Locate each line holding the string "this" and copy it.
== Source data
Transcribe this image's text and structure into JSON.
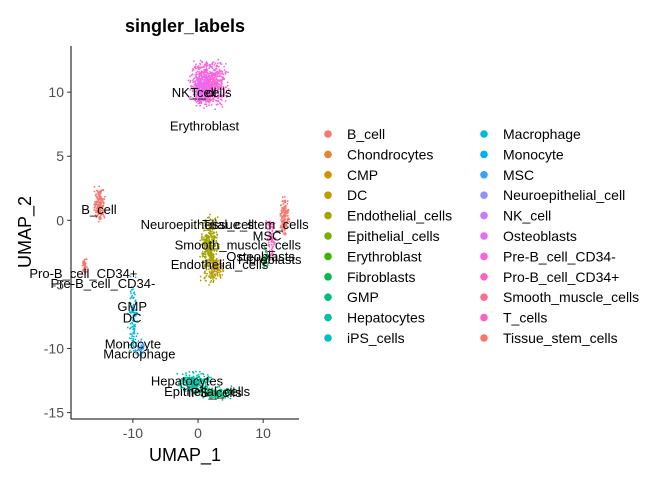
====
== Source data
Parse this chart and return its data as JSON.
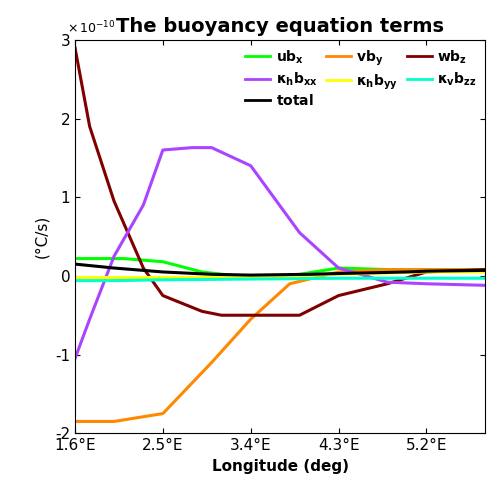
====
== Source data
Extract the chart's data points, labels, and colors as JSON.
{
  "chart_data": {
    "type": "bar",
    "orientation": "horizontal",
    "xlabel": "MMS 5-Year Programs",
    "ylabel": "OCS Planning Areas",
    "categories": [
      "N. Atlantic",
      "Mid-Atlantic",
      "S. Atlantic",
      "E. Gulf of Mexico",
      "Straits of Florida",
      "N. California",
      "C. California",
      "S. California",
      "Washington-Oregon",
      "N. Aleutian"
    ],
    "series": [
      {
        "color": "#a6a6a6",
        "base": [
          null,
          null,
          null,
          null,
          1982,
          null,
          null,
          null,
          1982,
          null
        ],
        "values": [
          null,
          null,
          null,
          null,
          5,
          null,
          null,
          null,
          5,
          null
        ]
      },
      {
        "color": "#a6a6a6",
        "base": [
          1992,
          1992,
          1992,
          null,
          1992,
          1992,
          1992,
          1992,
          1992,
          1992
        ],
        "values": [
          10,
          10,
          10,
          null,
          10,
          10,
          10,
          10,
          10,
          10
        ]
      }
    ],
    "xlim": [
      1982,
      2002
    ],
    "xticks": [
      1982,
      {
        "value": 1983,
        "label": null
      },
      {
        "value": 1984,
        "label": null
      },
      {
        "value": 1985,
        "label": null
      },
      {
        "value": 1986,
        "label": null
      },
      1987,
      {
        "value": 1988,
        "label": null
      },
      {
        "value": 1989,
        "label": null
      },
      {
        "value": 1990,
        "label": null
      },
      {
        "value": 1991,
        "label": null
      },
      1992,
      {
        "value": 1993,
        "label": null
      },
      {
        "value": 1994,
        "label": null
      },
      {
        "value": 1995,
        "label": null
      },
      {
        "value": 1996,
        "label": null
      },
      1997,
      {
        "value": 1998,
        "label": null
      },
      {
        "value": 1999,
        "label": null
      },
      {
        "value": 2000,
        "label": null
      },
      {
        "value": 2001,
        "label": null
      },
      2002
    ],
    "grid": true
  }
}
====
- Task response:
Transcribe this image's text and structure into JSON.
Parse this chart and return its data as JSON.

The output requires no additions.